§ Given problem:
Each entry below must be repeated exactly, with pictures left out.
-- Provided data start --
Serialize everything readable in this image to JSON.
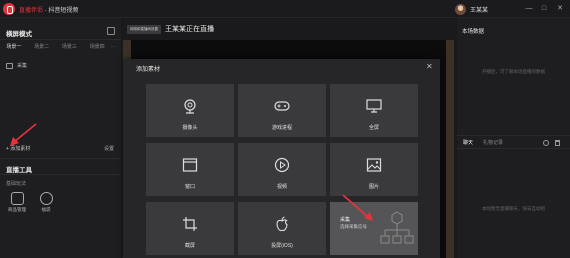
{
  "titlebar": {
    "app_name": "直播伴侣",
    "app_subtitle": "抖音短视频",
    "username": "王某某",
    "controls": [
      "—",
      "□",
      "✕"
    ]
  },
  "left": {
    "layout_title": "横屏模式",
    "scene_tabs": [
      "场景一",
      "场景二",
      "场景三",
      "场景四"
    ],
    "scene_more": "···",
    "sources": [
      {
        "label": "采集"
      }
    ],
    "add_source": "+ 添加素材",
    "settings": "设置",
    "tools_title": "直播工具",
    "tools_subtitle": "基础玩法",
    "tools": [
      {
        "label": "商品管理",
        "icon": "bag-icon"
      },
      {
        "label": "福袋",
        "icon": "gift-icon"
      }
    ]
  },
  "middle": {
    "room_badge": "网络和直播间设置",
    "room_title": "王某某正在直播",
    "edit_icon": "✎"
  },
  "right": {
    "title": "本场数据",
    "empty_hint": "开播后，可了解本场直播的数据",
    "tabs": [
      "聊天",
      "礼物记录"
    ],
    "chat_empty": "本场暂无直播聊天，快去互动吧"
  },
  "modal": {
    "title": "添加素材",
    "close": "✕",
    "tiles": [
      {
        "label": "摄像头",
        "icon": "webcam-icon"
      },
      {
        "label": "游戏进程",
        "icon": "gamepad-icon"
      },
      {
        "label": "全屏",
        "icon": "monitor-icon"
      },
      {
        "label": "窗口",
        "icon": "window-icon"
      },
      {
        "label": "视频",
        "icon": "play-icon"
      },
      {
        "label": "图片",
        "icon": "image-icon"
      },
      {
        "label": "截屏",
        "icon": "crop-icon"
      },
      {
        "label": "投屏(iOS)",
        "icon": "apple-icon"
      },
      {
        "label": "采集",
        "sublabel": "选择采集信号",
        "icon": "capture-icon",
        "highlight": true
      }
    ]
  },
  "colors": {
    "accent": "#e5333d",
    "bg": "#19191b",
    "tile": "#3a3a3c",
    "stage_brown": "#3b3126"
  }
}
-- Provided data end --
§ Final result:
Serialize everything readable in this image to JSON.
{
  "titlebar": {
    "app_name": "直播伴侣",
    "app_subtitle": "抖音短视频",
    "username": "王某某",
    "controls": [
      "—",
      "□",
      "✕"
    ]
  },
  "left": {
    "layout_title": "横屏模式",
    "scene_tabs": [
      "场景一",
      "场景二",
      "场景三",
      "场景四"
    ],
    "scene_more": "···",
    "sources": [
      {
        "label": "采集"
      }
    ],
    "add_source": "+ 添加素材",
    "settings": "设置",
    "tools_title": "直播工具",
    "tools_subtitle": "基础玩法",
    "tools": [
      {
        "label": "商品管理",
        "icon": "bag-icon"
      },
      {
        "label": "福袋",
        "icon": "gift-icon"
      }
    ]
  },
  "middle": {
    "room_badge": "网络和直播间设置",
    "room_title": "王某某正在直播",
    "edit_icon": "✎"
  },
  "right": {
    "title": "本场数据",
    "empty_hint": "开播后，可了解本场直播的数据",
    "tabs": [
      "聊天",
      "礼物记录"
    ],
    "chat_empty": "本场暂无直播聊天，快去互动吧"
  },
  "modal": {
    "title": "添加素材",
    "close": "✕",
    "tiles": [
      {
        "label": "摄像头",
        "icon": "webcam-icon"
      },
      {
        "label": "游戏进程",
        "icon": "gamepad-icon"
      },
      {
        "label": "全屏",
        "icon": "monitor-icon"
      },
      {
        "label": "窗口",
        "icon": "window-icon"
      },
      {
        "label": "视频",
        "icon": "play-icon"
      },
      {
        "label": "图片",
        "icon": "image-icon"
      },
      {
        "label": "截屏",
        "icon": "crop-icon"
      },
      {
        "label": "投屏(iOS)",
        "icon": "apple-icon"
      },
      {
        "label": "采集",
        "sublabel": "选择采集信号",
        "icon": "capture-icon",
        "highlight": true
      }
    ]
  },
  "colors": {
    "accent": "#e5333d",
    "bg": "#19191b",
    "tile": "#3a3a3c",
    "stage_brown": "#3b3126"
  }
}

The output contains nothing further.